[START Records shown]

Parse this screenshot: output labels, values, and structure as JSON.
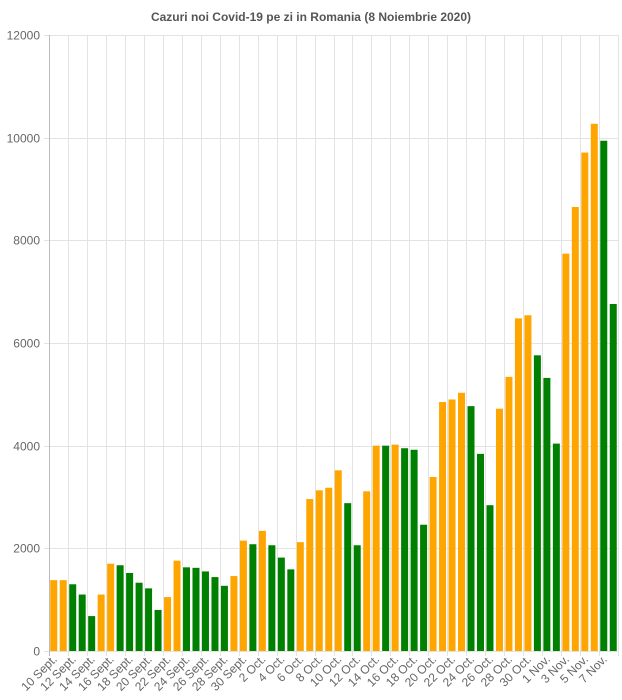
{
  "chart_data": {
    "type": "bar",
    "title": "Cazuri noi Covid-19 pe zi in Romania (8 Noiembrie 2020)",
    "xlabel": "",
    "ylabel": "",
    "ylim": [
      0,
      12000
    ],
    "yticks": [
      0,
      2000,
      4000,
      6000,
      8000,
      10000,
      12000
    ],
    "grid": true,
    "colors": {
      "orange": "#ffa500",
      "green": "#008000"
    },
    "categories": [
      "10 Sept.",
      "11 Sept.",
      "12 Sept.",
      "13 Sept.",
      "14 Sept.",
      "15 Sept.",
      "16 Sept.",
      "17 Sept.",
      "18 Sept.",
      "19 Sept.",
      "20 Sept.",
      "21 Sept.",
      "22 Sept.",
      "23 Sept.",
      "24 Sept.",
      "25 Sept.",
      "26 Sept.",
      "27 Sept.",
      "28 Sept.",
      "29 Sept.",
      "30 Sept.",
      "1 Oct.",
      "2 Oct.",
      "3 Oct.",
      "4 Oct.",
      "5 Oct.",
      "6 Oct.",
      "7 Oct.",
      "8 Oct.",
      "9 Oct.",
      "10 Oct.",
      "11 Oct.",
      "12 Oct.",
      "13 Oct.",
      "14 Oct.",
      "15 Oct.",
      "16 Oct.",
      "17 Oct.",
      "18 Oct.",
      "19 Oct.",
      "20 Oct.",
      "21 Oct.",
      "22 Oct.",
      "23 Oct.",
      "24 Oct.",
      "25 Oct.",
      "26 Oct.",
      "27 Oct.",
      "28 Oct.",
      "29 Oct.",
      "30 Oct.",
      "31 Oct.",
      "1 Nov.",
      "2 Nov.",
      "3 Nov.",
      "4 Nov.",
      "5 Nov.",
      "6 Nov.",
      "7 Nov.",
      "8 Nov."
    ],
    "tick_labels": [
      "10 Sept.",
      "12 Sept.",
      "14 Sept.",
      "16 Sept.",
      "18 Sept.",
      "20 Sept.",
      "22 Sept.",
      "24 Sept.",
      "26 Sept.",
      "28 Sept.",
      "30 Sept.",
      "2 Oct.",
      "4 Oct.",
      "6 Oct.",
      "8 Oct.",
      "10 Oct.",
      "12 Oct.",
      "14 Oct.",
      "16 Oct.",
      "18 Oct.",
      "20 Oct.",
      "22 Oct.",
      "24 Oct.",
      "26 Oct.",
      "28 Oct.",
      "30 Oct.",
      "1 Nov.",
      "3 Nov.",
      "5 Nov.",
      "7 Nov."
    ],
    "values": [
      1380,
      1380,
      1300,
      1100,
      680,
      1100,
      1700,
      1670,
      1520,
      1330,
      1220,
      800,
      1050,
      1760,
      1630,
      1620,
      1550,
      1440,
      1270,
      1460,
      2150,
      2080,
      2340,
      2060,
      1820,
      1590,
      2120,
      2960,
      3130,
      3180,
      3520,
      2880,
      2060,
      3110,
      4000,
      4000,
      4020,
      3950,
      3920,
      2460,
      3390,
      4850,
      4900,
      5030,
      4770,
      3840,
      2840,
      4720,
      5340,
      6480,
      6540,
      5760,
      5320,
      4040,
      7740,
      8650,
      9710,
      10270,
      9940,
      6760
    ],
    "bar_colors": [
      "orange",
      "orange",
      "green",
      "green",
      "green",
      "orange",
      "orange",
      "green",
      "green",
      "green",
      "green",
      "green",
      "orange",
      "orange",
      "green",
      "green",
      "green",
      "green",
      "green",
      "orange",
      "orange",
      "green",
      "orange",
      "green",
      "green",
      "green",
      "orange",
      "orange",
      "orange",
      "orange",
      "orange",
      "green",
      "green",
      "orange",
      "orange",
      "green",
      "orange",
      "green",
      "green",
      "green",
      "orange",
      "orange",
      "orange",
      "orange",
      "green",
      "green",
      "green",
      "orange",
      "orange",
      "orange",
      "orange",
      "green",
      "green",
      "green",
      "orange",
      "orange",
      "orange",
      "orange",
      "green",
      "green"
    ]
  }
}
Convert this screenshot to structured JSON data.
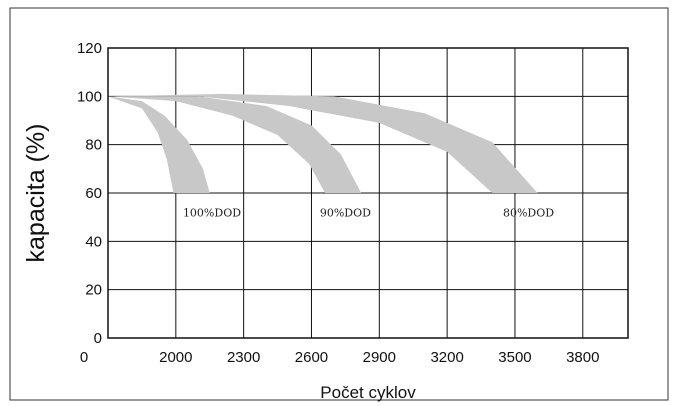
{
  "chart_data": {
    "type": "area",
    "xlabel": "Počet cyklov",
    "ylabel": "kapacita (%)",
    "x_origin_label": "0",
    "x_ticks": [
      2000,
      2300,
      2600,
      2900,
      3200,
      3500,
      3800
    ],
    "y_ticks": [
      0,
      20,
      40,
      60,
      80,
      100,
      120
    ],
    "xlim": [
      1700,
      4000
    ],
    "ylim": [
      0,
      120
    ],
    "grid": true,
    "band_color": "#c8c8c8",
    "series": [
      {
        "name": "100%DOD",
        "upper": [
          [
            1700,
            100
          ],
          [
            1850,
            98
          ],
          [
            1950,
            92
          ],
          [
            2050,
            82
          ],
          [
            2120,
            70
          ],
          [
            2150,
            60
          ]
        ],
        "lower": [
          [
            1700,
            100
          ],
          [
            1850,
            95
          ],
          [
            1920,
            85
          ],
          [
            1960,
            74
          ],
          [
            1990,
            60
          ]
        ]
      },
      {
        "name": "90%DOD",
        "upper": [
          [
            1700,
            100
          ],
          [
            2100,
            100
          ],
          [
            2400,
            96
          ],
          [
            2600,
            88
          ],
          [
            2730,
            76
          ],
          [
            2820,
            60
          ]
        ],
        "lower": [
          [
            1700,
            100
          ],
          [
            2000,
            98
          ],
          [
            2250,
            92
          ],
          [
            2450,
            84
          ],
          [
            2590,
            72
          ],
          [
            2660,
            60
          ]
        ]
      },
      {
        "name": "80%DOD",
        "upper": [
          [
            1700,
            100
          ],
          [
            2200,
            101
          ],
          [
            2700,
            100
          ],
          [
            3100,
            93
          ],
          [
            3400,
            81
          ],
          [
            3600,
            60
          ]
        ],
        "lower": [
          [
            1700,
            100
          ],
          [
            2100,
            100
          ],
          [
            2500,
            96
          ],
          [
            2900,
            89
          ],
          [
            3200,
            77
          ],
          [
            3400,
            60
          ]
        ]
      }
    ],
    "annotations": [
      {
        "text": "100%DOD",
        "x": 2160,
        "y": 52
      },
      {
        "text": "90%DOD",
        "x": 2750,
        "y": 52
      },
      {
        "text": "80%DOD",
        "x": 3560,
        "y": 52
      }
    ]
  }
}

[END Records shown]

Without including any picture, retype the entries exactly.

Parse this screenshot: output labels, values, and structure as JSON.
{
  "chart_data": {
    "type": "bar",
    "title": "Cazuri noi Covid-19 pe zi in Romania (8 Noiembrie 2020)",
    "xlabel": "",
    "ylabel": "",
    "ylim": [
      0,
      12000
    ],
    "yticks": [
      0,
      2000,
      4000,
      6000,
      8000,
      10000,
      12000
    ],
    "grid": true,
    "colors": {
      "orange": "#ffa500",
      "green": "#008000"
    },
    "categories": [
      "10 Sept.",
      "11 Sept.",
      "12 Sept.",
      "13 Sept.",
      "14 Sept.",
      "15 Sept.",
      "16 Sept.",
      "17 Sept.",
      "18 Sept.",
      "19 Sept.",
      "20 Sept.",
      "21 Sept.",
      "22 Sept.",
      "23 Sept.",
      "24 Sept.",
      "25 Sept.",
      "26 Sept.",
      "27 Sept.",
      "28 Sept.",
      "29 Sept.",
      "30 Sept.",
      "1 Oct.",
      "2 Oct.",
      "3 Oct.",
      "4 Oct.",
      "5 Oct.",
      "6 Oct.",
      "7 Oct.",
      "8 Oct.",
      "9 Oct.",
      "10 Oct.",
      "11 Oct.",
      "12 Oct.",
      "13 Oct.",
      "14 Oct.",
      "15 Oct.",
      "16 Oct.",
      "17 Oct.",
      "18 Oct.",
      "19 Oct.",
      "20 Oct.",
      "21 Oct.",
      "22 Oct.",
      "23 Oct.",
      "24 Oct.",
      "25 Oct.",
      "26 Oct.",
      "27 Oct.",
      "28 Oct.",
      "29 Oct.",
      "30 Oct.",
      "31 Oct.",
      "1 Nov.",
      "2 Nov.",
      "3 Nov.",
      "4 Nov.",
      "5 Nov.",
      "6 Nov.",
      "7 Nov.",
      "8 Nov."
    ],
    "tick_labels": [
      "10 Sept.",
      "12 Sept.",
      "14 Sept.",
      "16 Sept.",
      "18 Sept.",
      "20 Sept.",
      "22 Sept.",
      "24 Sept.",
      "26 Sept.",
      "28 Sept.",
      "30 Sept.",
      "2 Oct.",
      "4 Oct.",
      "6 Oct.",
      "8 Oct.",
      "10 Oct.",
      "12 Oct.",
      "14 Oct.",
      "16 Oct.",
      "18 Oct.",
      "20 Oct.",
      "22 Oct.",
      "24 Oct.",
      "26 Oct.",
      "28 Oct.",
      "30 Oct.",
      "1 Nov.",
      "3 Nov.",
      "5 Nov.",
      "7 Nov."
    ],
    "values": [
      1380,
      1380,
      1300,
      1100,
      680,
      1100,
      1700,
      1670,
      1520,
      1330,
      1220,
      800,
      1050,
      1760,
      1630,
      1620,
      1550,
      1440,
      1270,
      1460,
      2150,
      2080,
      2340,
      2060,
      1820,
      1590,
      2120,
      2960,
      3130,
      3180,
      3520,
      2880,
      2060,
      3110,
      4000,
      4000,
      4020,
      3950,
      3920,
      2460,
      3390,
      4850,
      4900,
      5030,
      4770,
      3840,
      2840,
      4720,
      5340,
      6480,
      6540,
      5760,
      5320,
      4040,
      7740,
      8650,
      9710,
      10270,
      9940,
      6760
    ],
    "bar_colors": [
      "orange",
      "orange",
      "green",
      "green",
      "green",
      "orange",
      "orange",
      "green",
      "green",
      "green",
      "green",
      "green",
      "orange",
      "orange",
      "green",
      "green",
      "green",
      "green",
      "green",
      "orange",
      "orange",
      "green",
      "orange",
      "green",
      "green",
      "green",
      "orange",
      "orange",
      "orange",
      "orange",
      "orange",
      "green",
      "green",
      "orange",
      "orange",
      "green",
      "orange",
      "green",
      "green",
      "green",
      "orange",
      "orange",
      "orange",
      "orange",
      "green",
      "green",
      "green",
      "orange",
      "orange",
      "orange",
      "orange",
      "green",
      "green",
      "green",
      "orange",
      "orange",
      "orange",
      "orange",
      "green",
      "green"
    ]
  }
}
Convert this screenshot to structured JSON data.
{
  "chart_data": {
    "type": "area",
    "xlabel": "Počet cyklov",
    "ylabel": "kapacita (%)",
    "x_origin_label": "0",
    "x_ticks": [
      2000,
      2300,
      2600,
      2900,
      3200,
      3500,
      3800
    ],
    "y_ticks": [
      0,
      20,
      40,
      60,
      80,
      100,
      120
    ],
    "xlim": [
      1700,
      4000
    ],
    "ylim": [
      0,
      120
    ],
    "grid": true,
    "band_color": "#c8c8c8",
    "series": [
      {
        "name": "100%DOD",
        "upper": [
          [
            1700,
            100
          ],
          [
            1850,
            98
          ],
          [
            1950,
            92
          ],
          [
            2050,
            82
          ],
          [
            2120,
            70
          ],
          [
            2150,
            60
          ]
        ],
        "lower": [
          [
            1700,
            100
          ],
          [
            1850,
            95
          ],
          [
            1920,
            85
          ],
          [
            1960,
            74
          ],
          [
            1990,
            60
          ]
        ]
      },
      {
        "name": "90%DOD",
        "upper": [
          [
            1700,
            100
          ],
          [
            2100,
            100
          ],
          [
            2400,
            96
          ],
          [
            2600,
            88
          ],
          [
            2730,
            76
          ],
          [
            2820,
            60
          ]
        ],
        "lower": [
          [
            1700,
            100
          ],
          [
            2000,
            98
          ],
          [
            2250,
            92
          ],
          [
            2450,
            84
          ],
          [
            2590,
            72
          ],
          [
            2660,
            60
          ]
        ]
      },
      {
        "name": "80%DOD",
        "upper": [
          [
            1700,
            100
          ],
          [
            2200,
            101
          ],
          [
            2700,
            100
          ],
          [
            3100,
            93
          ],
          [
            3400,
            81
          ],
          [
            3600,
            60
          ]
        ],
        "lower": [
          [
            1700,
            100
          ],
          [
            2100,
            100
          ],
          [
            2500,
            96
          ],
          [
            2900,
            89
          ],
          [
            3200,
            77
          ],
          [
            3400,
            60
          ]
        ]
      }
    ],
    "annotations": [
      {
        "text": "100%DOD",
        "x": 2160,
        "y": 52
      },
      {
        "text": "90%DOD",
        "x": 2750,
        "y": 52
      },
      {
        "text": "80%DOD",
        "x": 3560,
        "y": 52
      }
    ]
  }
}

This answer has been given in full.